═══ SUPPLIED MATERIAL

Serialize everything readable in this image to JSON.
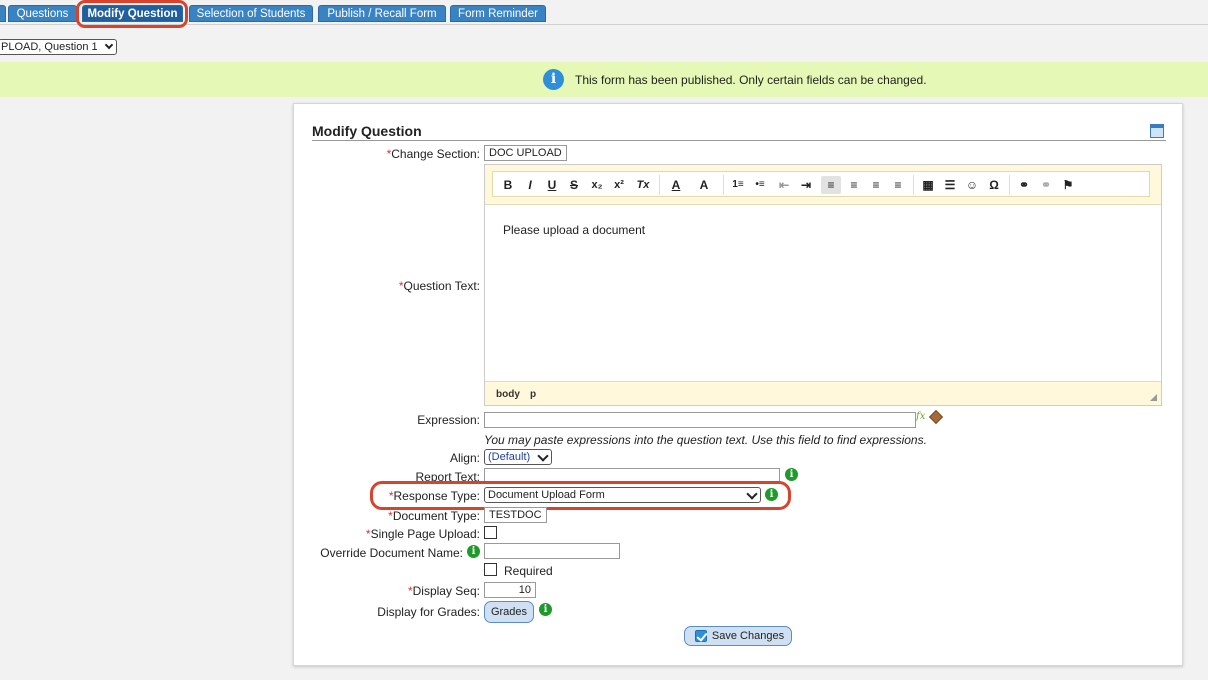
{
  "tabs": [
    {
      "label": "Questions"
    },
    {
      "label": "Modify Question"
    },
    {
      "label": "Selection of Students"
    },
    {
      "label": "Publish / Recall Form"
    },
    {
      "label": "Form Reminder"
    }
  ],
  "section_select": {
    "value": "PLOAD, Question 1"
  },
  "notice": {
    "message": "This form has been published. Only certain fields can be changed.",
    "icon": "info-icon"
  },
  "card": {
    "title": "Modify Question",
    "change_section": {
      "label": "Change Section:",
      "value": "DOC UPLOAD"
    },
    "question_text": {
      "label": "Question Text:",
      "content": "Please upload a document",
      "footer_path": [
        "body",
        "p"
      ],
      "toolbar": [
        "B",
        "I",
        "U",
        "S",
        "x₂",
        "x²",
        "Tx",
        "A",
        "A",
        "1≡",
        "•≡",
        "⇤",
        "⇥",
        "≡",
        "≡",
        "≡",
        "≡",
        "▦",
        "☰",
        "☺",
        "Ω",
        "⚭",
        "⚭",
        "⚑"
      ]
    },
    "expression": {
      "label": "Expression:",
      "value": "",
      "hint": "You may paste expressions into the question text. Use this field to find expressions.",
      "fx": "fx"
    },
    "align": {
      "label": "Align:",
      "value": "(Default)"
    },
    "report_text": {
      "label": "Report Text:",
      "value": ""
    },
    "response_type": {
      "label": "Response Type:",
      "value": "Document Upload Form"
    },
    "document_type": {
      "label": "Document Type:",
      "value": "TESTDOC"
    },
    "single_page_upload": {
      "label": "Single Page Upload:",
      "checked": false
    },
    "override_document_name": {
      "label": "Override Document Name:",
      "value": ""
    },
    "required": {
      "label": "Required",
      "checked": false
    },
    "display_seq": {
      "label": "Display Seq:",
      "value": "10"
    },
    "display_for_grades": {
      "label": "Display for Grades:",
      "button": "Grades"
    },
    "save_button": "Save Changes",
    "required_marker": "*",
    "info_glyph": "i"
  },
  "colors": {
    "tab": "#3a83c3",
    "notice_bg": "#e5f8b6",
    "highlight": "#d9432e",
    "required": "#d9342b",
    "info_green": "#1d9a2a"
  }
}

══════
═══ SUPPLIED MATERIAL

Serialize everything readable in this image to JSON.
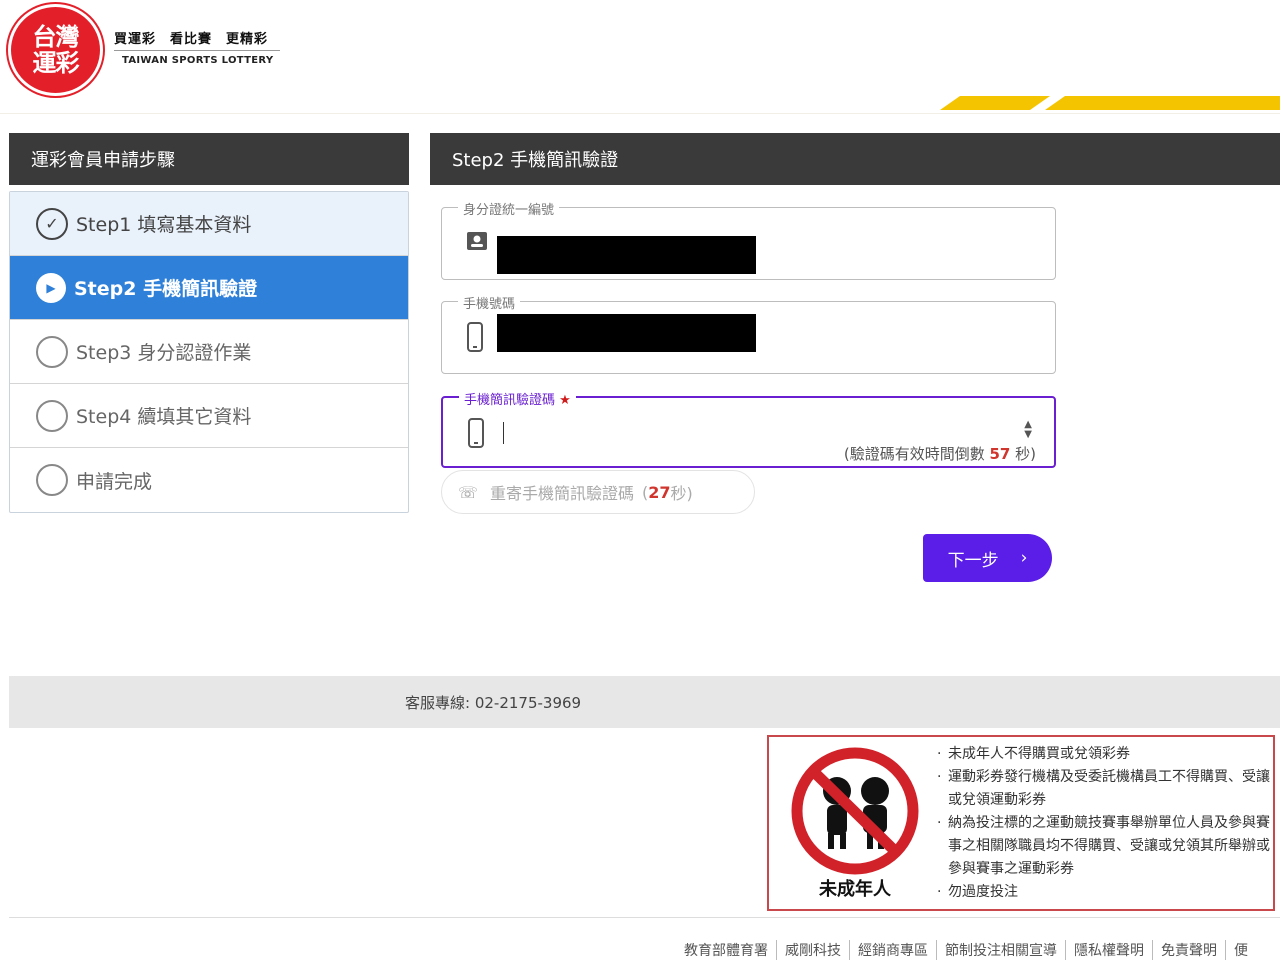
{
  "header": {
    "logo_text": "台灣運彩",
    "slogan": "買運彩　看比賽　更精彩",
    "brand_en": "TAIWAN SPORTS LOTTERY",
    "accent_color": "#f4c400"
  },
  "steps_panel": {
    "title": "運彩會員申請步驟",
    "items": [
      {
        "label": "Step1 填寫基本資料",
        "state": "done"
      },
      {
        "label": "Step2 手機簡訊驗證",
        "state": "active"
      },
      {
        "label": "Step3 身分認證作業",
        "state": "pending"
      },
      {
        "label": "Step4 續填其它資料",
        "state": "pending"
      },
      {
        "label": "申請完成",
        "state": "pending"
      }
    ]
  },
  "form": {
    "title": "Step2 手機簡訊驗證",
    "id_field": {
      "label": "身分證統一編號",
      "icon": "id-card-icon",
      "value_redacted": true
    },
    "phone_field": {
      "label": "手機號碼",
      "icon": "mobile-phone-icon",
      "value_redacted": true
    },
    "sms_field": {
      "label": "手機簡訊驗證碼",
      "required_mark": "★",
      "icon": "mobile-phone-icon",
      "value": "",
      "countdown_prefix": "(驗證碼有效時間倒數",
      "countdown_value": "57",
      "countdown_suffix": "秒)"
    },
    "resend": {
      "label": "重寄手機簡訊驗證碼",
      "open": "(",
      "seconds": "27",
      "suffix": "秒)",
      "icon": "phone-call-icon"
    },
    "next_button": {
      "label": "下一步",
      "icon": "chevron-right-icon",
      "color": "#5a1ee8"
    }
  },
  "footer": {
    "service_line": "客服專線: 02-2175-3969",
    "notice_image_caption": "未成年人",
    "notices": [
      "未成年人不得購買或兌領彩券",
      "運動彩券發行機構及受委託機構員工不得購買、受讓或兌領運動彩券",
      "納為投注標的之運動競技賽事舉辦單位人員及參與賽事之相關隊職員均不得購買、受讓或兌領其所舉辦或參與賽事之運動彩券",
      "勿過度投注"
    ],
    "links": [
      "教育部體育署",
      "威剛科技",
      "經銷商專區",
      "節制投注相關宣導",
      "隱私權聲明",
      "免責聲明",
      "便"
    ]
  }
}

══════

**TASK DIRECTIONS**
Show the lines where the word "Modify" appears in the entries.

**RESPONSE TO THE TASK**
      "label": "Modify Question"
    "title": "Modify Question",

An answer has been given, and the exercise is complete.